Request: Reproduce verbatim the entries from the line containing "square-a6[interactable] — [9, 103, 56, 150]" through the line containing "square-f3[interactable] — [244, 244, 291, 291]", with both of those lines included.

Provided entries:
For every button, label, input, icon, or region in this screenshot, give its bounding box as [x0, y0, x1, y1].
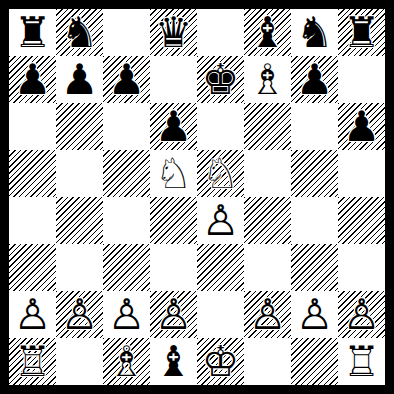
square-a6[interactable] — [9, 103, 56, 150]
square-f8[interactable]: ♝ — [244, 9, 291, 56]
square-d3[interactable] — [150, 244, 197, 291]
square-f7[interactable]: ♗ — [244, 56, 291, 103]
piece-white-pawn[interactable]: ♙ — [61, 294, 99, 336]
square-g5[interactable] — [291, 150, 338, 197]
square-a5[interactable] — [9, 150, 56, 197]
square-a8[interactable]: ♜ — [9, 9, 56, 56]
piece-white-king[interactable]: ♔ — [202, 341, 240, 383]
piece-white-rook[interactable]: ♖ — [14, 341, 52, 383]
piece-black-bishop[interactable]: ♝ — [155, 341, 193, 383]
square-h8[interactable]: ♜ — [338, 9, 385, 56]
piece-black-queen[interactable]: ♛ — [155, 12, 193, 54]
square-c3[interactable] — [103, 244, 150, 291]
square-g6[interactable] — [291, 103, 338, 150]
square-h3[interactable] — [338, 244, 385, 291]
square-h4[interactable] — [338, 197, 385, 244]
square-f3[interactable] — [244, 244, 291, 291]
chess-board[interactable]: ♜♞♛♝♞♜♟♟♟♚♗♟♟♟♘♘♙♙♙♙♙♙♙♙♖♗♝♔♖ — [9, 9, 385, 385]
piece-white-pawn[interactable]: ♙ — [296, 294, 334, 336]
square-g3[interactable] — [291, 244, 338, 291]
square-g2[interactable]: ♙ — [291, 291, 338, 338]
square-g8[interactable]: ♞ — [291, 9, 338, 56]
piece-white-pawn[interactable]: ♙ — [108, 294, 146, 336]
square-d8[interactable]: ♛ — [150, 9, 197, 56]
square-a1[interactable]: ♖ — [9, 338, 56, 385]
square-h1[interactable]: ♖ — [338, 338, 385, 385]
square-h6[interactable]: ♟ — [338, 103, 385, 150]
square-b7[interactable]: ♟ — [56, 56, 103, 103]
square-h5[interactable] — [338, 150, 385, 197]
square-g1[interactable] — [291, 338, 338, 385]
square-a4[interactable] — [9, 197, 56, 244]
square-d1[interactable]: ♝ — [150, 338, 197, 385]
piece-black-king[interactable]: ♚ — [202, 59, 240, 101]
square-e7[interactable]: ♚ — [197, 56, 244, 103]
square-a2[interactable]: ♙ — [9, 291, 56, 338]
square-c6[interactable] — [103, 103, 150, 150]
square-e2[interactable] — [197, 291, 244, 338]
piece-black-pawn[interactable]: ♟ — [108, 59, 146, 101]
square-b8[interactable]: ♞ — [56, 9, 103, 56]
square-f4[interactable] — [244, 197, 291, 244]
square-e1[interactable]: ♔ — [197, 338, 244, 385]
square-d6[interactable]: ♟ — [150, 103, 197, 150]
square-c7[interactable]: ♟ — [103, 56, 150, 103]
piece-white-pawn[interactable]: ♙ — [249, 294, 287, 336]
square-f2[interactable]: ♙ — [244, 291, 291, 338]
square-b2[interactable]: ♙ — [56, 291, 103, 338]
piece-white-knight[interactable]: ♘ — [202, 153, 240, 195]
square-c4[interactable] — [103, 197, 150, 244]
piece-black-rook[interactable]: ♜ — [14, 12, 52, 54]
square-d5[interactable]: ♘ — [150, 150, 197, 197]
piece-white-rook[interactable]: ♖ — [343, 341, 381, 383]
square-b5[interactable] — [56, 150, 103, 197]
piece-black-pawn[interactable]: ♟ — [61, 59, 99, 101]
piece-white-pawn[interactable]: ♙ — [343, 294, 381, 336]
square-b1[interactable] — [56, 338, 103, 385]
square-e8[interactable] — [197, 9, 244, 56]
square-f1[interactable] — [244, 338, 291, 385]
chess-board-frame: ♜♞♛♝♞♜♟♟♟♚♗♟♟♟♘♘♙♙♙♙♙♙♙♙♖♗♝♔♖ — [0, 0, 394, 394]
piece-black-bishop[interactable]: ♝ — [249, 12, 287, 54]
square-b6[interactable] — [56, 103, 103, 150]
square-e5[interactable]: ♘ — [197, 150, 244, 197]
piece-black-pawn[interactable]: ♟ — [343, 106, 381, 148]
piece-black-knight[interactable]: ♞ — [61, 12, 99, 54]
piece-white-bishop[interactable]: ♗ — [108, 341, 146, 383]
piece-white-pawn[interactable]: ♙ — [14, 294, 52, 336]
square-h7[interactable] — [338, 56, 385, 103]
square-c1[interactable]: ♗ — [103, 338, 150, 385]
square-e3[interactable] — [197, 244, 244, 291]
square-g4[interactable] — [291, 197, 338, 244]
square-g7[interactable]: ♟ — [291, 56, 338, 103]
piece-black-pawn[interactable]: ♟ — [296, 59, 334, 101]
square-a3[interactable] — [9, 244, 56, 291]
square-e4[interactable]: ♙ — [197, 197, 244, 244]
piece-black-knight[interactable]: ♞ — [296, 12, 334, 54]
square-h2[interactable]: ♙ — [338, 291, 385, 338]
piece-black-rook[interactable]: ♜ — [343, 12, 381, 54]
square-f5[interactable] — [244, 150, 291, 197]
square-a7[interactable]: ♟ — [9, 56, 56, 103]
piece-black-pawn[interactable]: ♟ — [155, 106, 193, 148]
piece-white-knight[interactable]: ♘ — [155, 153, 193, 195]
square-d4[interactable] — [150, 197, 197, 244]
square-e6[interactable] — [197, 103, 244, 150]
square-d7[interactable] — [150, 56, 197, 103]
piece-white-pawn[interactable]: ♙ — [202, 200, 240, 242]
square-f6[interactable] — [244, 103, 291, 150]
square-c2[interactable]: ♙ — [103, 291, 150, 338]
piece-black-pawn[interactable]: ♟ — [14, 59, 52, 101]
square-c8[interactable] — [103, 9, 150, 56]
square-b3[interactable] — [56, 244, 103, 291]
square-c5[interactable] — [103, 150, 150, 197]
square-b4[interactable] — [56, 197, 103, 244]
piece-white-bishop[interactable]: ♗ — [249, 59, 287, 101]
piece-white-pawn[interactable]: ♙ — [155, 294, 193, 336]
square-d2[interactable]: ♙ — [150, 291, 197, 338]
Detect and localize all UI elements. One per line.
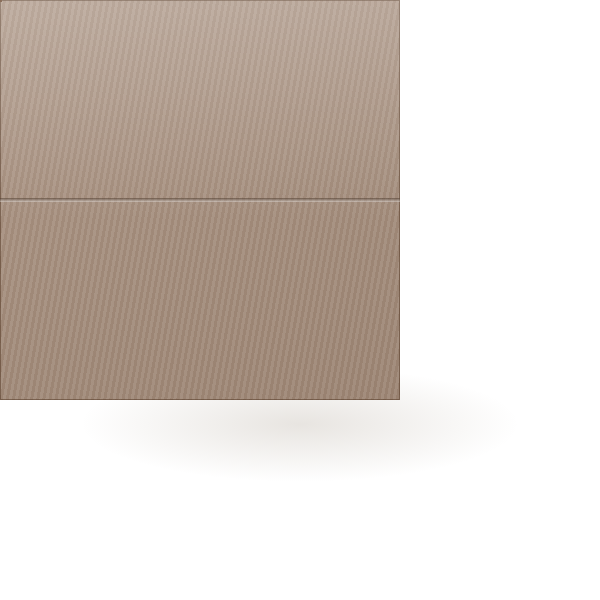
product-photo-scene: [0, 0, 600, 600]
chess-board: [0, 0, 400, 400]
fold-seam: [0, 198, 400, 202]
inlay-border-right: [0, 0, 2, 2]
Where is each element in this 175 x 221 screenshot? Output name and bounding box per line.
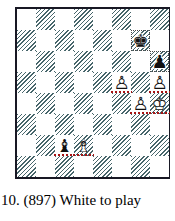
square-c3[interactable] [55, 114, 74, 135]
spellcheck-squiggle [149, 112, 170, 114]
square-b4[interactable] [36, 93, 55, 114]
square-f4[interactable] [112, 93, 131, 114]
piece-black-bishop: ♝ [56, 137, 72, 155]
square-e8[interactable] [93, 9, 112, 30]
square-d3[interactable] [74, 114, 93, 135]
square-d4[interactable] [74, 93, 93, 114]
square-a8[interactable] [17, 9, 36, 30]
square-e2[interactable] [93, 135, 112, 156]
square-c1[interactable] [55, 156, 74, 177]
piece-white-bishop: ♝♗ [75, 137, 91, 155]
spellcheck-squiggle [54, 154, 75, 156]
square-b3[interactable] [36, 114, 55, 135]
square-g3[interactable] [131, 114, 150, 135]
square-b8[interactable] [36, 9, 55, 30]
square-b2[interactable] [36, 135, 55, 156]
piece-white-pawn: ♟♙ [151, 74, 167, 92]
white-pawn-outline-glyph: ♙ [113, 72, 129, 93]
square-e7[interactable] [93, 30, 112, 51]
square-g4[interactable]: ♟♙ [131, 93, 150, 114]
square-b7[interactable] [36, 30, 55, 51]
square-f7[interactable] [112, 30, 131, 51]
square-c2[interactable]: ♝ [55, 135, 74, 156]
square-g6[interactable] [131, 51, 150, 72]
square-c4[interactable] [55, 93, 74, 114]
square-f3[interactable] [112, 114, 131, 135]
square-h8[interactable] [150, 9, 169, 30]
piece-white-king: ♚♔ [151, 95, 167, 113]
square-a4[interactable] [17, 93, 36, 114]
square-g1[interactable] [131, 156, 150, 177]
square-d6[interactable] [74, 51, 93, 72]
square-b1[interactable] [36, 156, 55, 177]
square-a3[interactable] [17, 114, 36, 135]
square-e5[interactable] [93, 72, 112, 93]
square-h5[interactable]: ♟♙ [150, 72, 169, 93]
square-f6[interactable] [112, 51, 131, 72]
piece-black-pawn: ♟ [151, 53, 167, 71]
square-b5[interactable] [36, 72, 55, 93]
square-e4[interactable] [93, 93, 112, 114]
spellcheck-squiggle [130, 112, 151, 114]
square-e3[interactable] [93, 114, 112, 135]
square-d5[interactable] [74, 72, 93, 93]
square-c5[interactable] [55, 72, 74, 93]
square-d8[interactable] [74, 9, 93, 30]
piece-white-pawn: ♟♙ [113, 74, 129, 92]
white-pawn-outline-glyph: ♙ [132, 93, 148, 114]
square-d2[interactable]: ♝♗ [74, 135, 93, 156]
white-bishop-outline-glyph: ♗ [75, 135, 91, 156]
square-a2[interactable] [17, 135, 36, 156]
square-h3[interactable] [150, 114, 169, 135]
chess-board: ♚♟♟♙♟♙♟♙♚♔♝♝♗ [15, 7, 170, 179]
diagram-caption: 10. (897) White to play [1, 192, 141, 209]
square-d1[interactable] [74, 156, 93, 177]
square-a1[interactable] [17, 156, 36, 177]
square-h1[interactable] [150, 156, 169, 177]
square-h7[interactable] [150, 30, 169, 51]
square-c7[interactable] [55, 30, 74, 51]
square-e1[interactable] [93, 156, 112, 177]
piece-black-king: ♚ [132, 32, 148, 50]
square-a6[interactable] [17, 51, 36, 72]
square-h6[interactable]: ♟ [150, 51, 169, 72]
piece-white-pawn: ♟♙ [132, 95, 148, 113]
square-g2[interactable] [131, 135, 150, 156]
square-f1[interactable] [112, 156, 131, 177]
square-g7[interactable]: ♚ [131, 30, 150, 51]
square-g8[interactable] [131, 9, 150, 30]
spellcheck-squiggle [149, 91, 170, 93]
spellcheck-squiggle [111, 91, 132, 93]
square-d7[interactable] [74, 30, 93, 51]
square-f5[interactable]: ♟♙ [112, 72, 131, 93]
square-a5[interactable] [17, 72, 36, 93]
square-g5[interactable] [131, 72, 150, 93]
square-b6[interactable] [36, 51, 55, 72]
square-h2[interactable] [150, 135, 169, 156]
white-pawn-outline-glyph: ♙ [151, 72, 167, 93]
white-king-outline-glyph: ♔ [151, 93, 167, 114]
square-f2[interactable] [112, 135, 131, 156]
square-f8[interactable] [112, 9, 131, 30]
square-a7[interactable] [17, 30, 36, 51]
square-e6[interactable] [93, 51, 112, 72]
spellcheck-squiggle [73, 154, 94, 156]
square-h4[interactable]: ♚♔ [150, 93, 169, 114]
square-c8[interactable] [55, 9, 74, 30]
square-c6[interactable] [55, 51, 74, 72]
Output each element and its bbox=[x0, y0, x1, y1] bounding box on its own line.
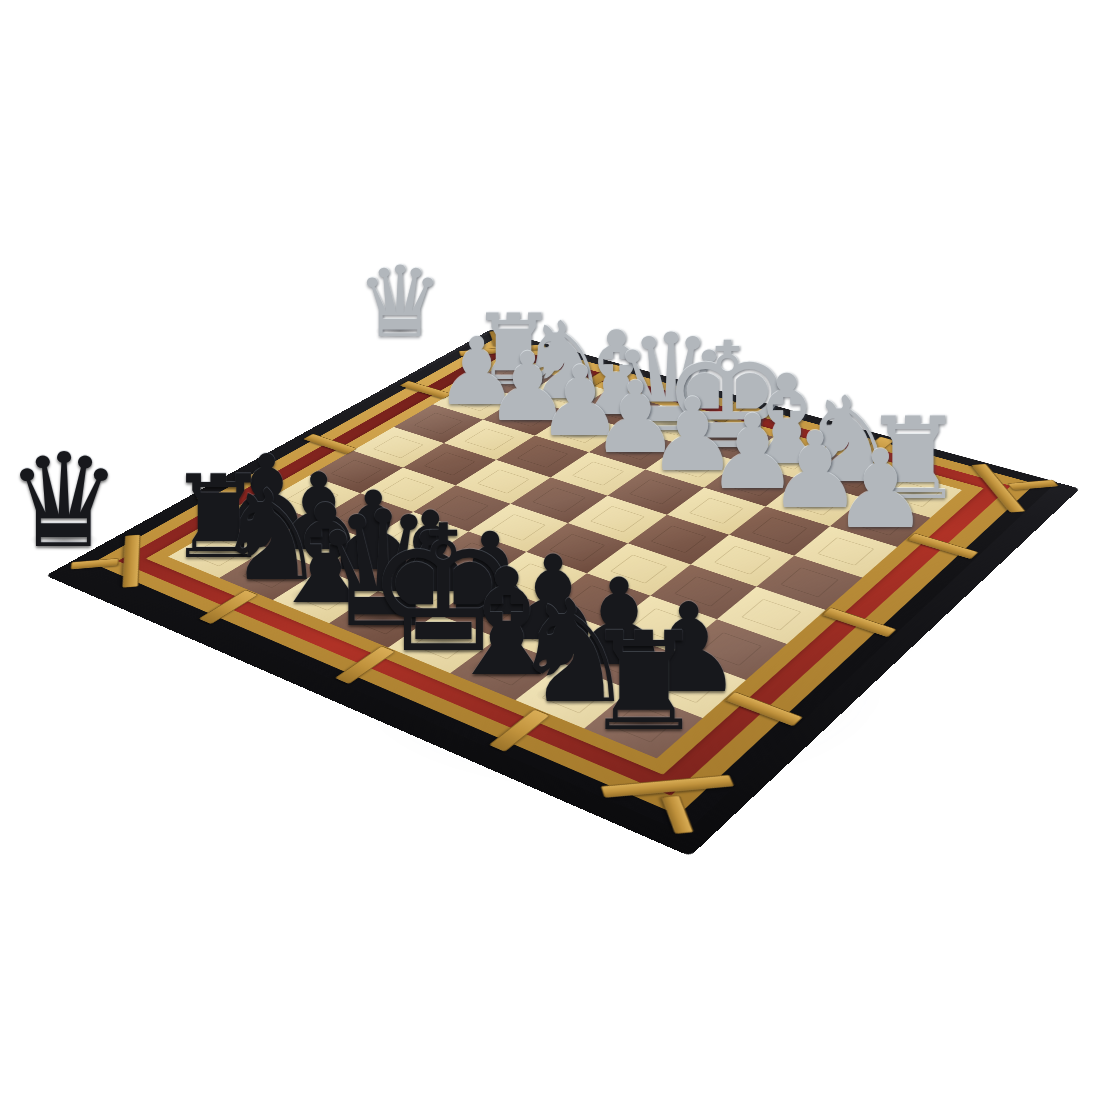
tile-seam bbox=[714, 546, 772, 575]
tile-seam bbox=[424, 452, 476, 476]
tile-seam bbox=[780, 567, 839, 597]
piece-black-queen[interactable]: ♛ bbox=[0, 436, 144, 566]
tile-seam bbox=[590, 506, 646, 533]
tile-seam bbox=[373, 436, 424, 459]
black-rook-glyph: ♜ bbox=[564, 614, 724, 750]
black-queen-glyph: ♛ bbox=[0, 436, 144, 566]
white-pawn-glyph: ♟ bbox=[800, 436, 960, 544]
lego-chess-scene: ♜♞♝♛♚♝♞♜♟♟♟♟♟♟♟♟♟♟♟♟♟♟♟♟♜♞♝♛♚♝♞♜♛♛ bbox=[0, 0, 1100, 1100]
piece-black-rook[interactable]: ♜ bbox=[564, 614, 724, 750]
piece-white-pawn[interactable]: ♟ bbox=[800, 436, 960, 544]
tile-seam bbox=[650, 525, 707, 553]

Response for this exercise:
square-a6[interactable] — [9, 103, 56, 150]
square-f8[interactable]: ♝ — [244, 9, 291, 56]
square-d3[interactable] — [150, 244, 197, 291]
square-f7[interactable]: ♗ — [244, 56, 291, 103]
piece-white-pawn[interactable]: ♙ — [61, 294, 99, 336]
square-g5[interactable] — [291, 150, 338, 197]
square-a5[interactable] — [9, 150, 56, 197]
square-a8[interactable]: ♜ — [9, 9, 56, 56]
piece-white-king[interactable]: ♔ — [202, 341, 240, 383]
piece-white-rook[interactable]: ♖ — [14, 341, 52, 383]
piece-black-bishop[interactable]: ♝ — [155, 341, 193, 383]
square-h8[interactable]: ♜ — [338, 9, 385, 56]
piece-black-queen[interactable]: ♛ — [155, 12, 193, 54]
square-c3[interactable] — [103, 244, 150, 291]
square-g6[interactable] — [291, 103, 338, 150]
square-h3[interactable] — [338, 244, 385, 291]
square-h4[interactable] — [338, 197, 385, 244]
square-f3[interactable] — [244, 244, 291, 291]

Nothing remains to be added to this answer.